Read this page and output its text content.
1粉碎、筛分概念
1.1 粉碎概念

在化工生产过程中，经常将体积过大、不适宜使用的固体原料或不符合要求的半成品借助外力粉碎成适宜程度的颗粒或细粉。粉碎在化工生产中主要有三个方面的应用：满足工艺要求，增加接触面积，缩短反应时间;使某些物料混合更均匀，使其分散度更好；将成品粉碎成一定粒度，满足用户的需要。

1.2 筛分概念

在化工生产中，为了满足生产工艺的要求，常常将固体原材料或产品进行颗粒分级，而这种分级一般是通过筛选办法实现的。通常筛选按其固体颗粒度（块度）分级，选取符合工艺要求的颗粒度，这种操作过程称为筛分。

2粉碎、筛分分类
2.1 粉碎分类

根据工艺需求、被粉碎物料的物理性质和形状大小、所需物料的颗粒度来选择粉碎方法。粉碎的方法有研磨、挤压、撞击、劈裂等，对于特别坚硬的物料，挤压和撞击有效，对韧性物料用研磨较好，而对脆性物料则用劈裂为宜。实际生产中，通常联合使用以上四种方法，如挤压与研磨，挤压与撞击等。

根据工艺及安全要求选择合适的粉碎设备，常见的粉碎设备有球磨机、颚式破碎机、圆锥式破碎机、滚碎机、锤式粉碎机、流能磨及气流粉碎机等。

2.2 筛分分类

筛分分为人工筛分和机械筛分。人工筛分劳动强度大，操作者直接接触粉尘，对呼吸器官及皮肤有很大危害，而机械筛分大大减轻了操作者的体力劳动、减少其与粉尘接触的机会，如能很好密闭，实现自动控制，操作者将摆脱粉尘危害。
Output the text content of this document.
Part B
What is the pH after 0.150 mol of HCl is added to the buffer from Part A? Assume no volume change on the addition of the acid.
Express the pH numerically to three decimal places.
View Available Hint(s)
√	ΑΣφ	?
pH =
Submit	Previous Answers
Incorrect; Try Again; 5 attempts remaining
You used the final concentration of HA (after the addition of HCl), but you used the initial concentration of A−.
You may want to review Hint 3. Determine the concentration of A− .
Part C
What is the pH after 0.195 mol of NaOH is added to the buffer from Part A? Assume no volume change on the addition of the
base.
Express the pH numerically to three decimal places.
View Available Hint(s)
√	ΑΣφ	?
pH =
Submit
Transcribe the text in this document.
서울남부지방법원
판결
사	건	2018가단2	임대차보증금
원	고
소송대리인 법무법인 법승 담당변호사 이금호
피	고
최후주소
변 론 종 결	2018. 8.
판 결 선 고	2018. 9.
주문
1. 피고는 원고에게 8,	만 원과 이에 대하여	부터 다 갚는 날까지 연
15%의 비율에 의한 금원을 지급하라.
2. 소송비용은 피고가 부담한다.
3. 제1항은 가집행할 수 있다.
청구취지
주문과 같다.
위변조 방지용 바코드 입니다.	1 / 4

========================================================================

◆ YOUR INSTRUCTIONS ◆
Copy out the full listing exactly.

◆ RESULT ◆
Read this page and output its text content.
1粉碎、筛分概念
1.1 粉碎概念

在化工生产过程中，经常将体积过大、不适宜使用的固体原料或不符合要求的半成品借助外力粉碎成适宜程度的颗粒或细粉。粉碎在化工生产中主要有三个方面的应用：满足工艺要求，增加接触面积，缩短反应时间;使某些物料混合更均匀，使其分散度更好；将成品粉碎成一定粒度，满足用户的需要。

1.2 筛分概念

在化工生产中，为了满足生产工艺的要求，常常将固体原材料或产品进行颗粒分级，而这种分级一般是通过筛选办法实现的。通常筛选按其固体颗粒度（块度）分级，选取符合工艺要求的颗粒度，这种操作过程称为筛分。

2粉碎、筛分分类
2.1 粉碎分类

根据工艺需求、被粉碎物料的物理性质和形状大小、所需物料的颗粒度来选择粉碎方法。粉碎的方法有研磨、挤压、撞击、劈裂等，对于特别坚硬的物料，挤压和撞击有效，对韧性物料用研磨较好，而对脆性物料则用劈裂为宜。实际生产中，通常联合使用以上四种方法，如挤压与研磨，挤压与撞击等。

根据工艺及安全要求选择合适的粉碎设备，常见的粉碎设备有球磨机、颚式破碎机、圆锥式破碎机、滚碎机、锤式粉碎机、流能磨及气流粉碎机等。

2.2 筛分分类

筛分分为人工筛分和机械筛分。人工筛分劳动强度大，操作者直接接触粉尘，对呼吸器官及皮肤有很大危害，而机械筛分大大减轻了操作者的体力劳动、减少其与粉尘接触的机会，如能很好密闭，实现自动控制，操作者将摆脱粉尘危害。
Output the text content of this document.
Part B
What is the pH after 0.150 mol of HCl is added to the buffer from Part A? Assume no volume change on the addition of the acid.
Express the pH numerically to three decimal places.
View Available Hint(s)
√	ΑΣφ	?
pH =
Submit	Previous Answers
Incorrect; Try Again; 5 attempts remaining
You used the final concentration of HA (after the addition of HCl), but you used the initial concentration of A−.
You may want to review Hint 3. Determine the concentration of A− .
Part C
What is the pH after 0.195 mol of NaOH is added to the buffer from Part A? Assume no volume change on the addition of the
base.
Express the pH numerically to three decimal places.
View Available Hint(s)
√	ΑΣφ	?
pH =
Submit
Transcribe the text in this document.
서울남부지방법원
판결
사	건	2018가단2	임대차보증금
원	고
소송대리인 법무법인 법승 담당변호사 이금호
피	고
최후주소
변 론 종 결	2018. 8.
판 결 선 고	2018. 9.
주문
1. 피고는 원고에게 8,	만 원과 이에 대하여	부터 다 갚는 날까지 연
15%의 비율에 의한 금원을 지급하라.
2. 소송비용은 피고가 부담한다.
3. 제1항은 가집행할 수 있다.
청구취지
주문과 같다.
위변조 방지용 바코드 입니다.	1 / 4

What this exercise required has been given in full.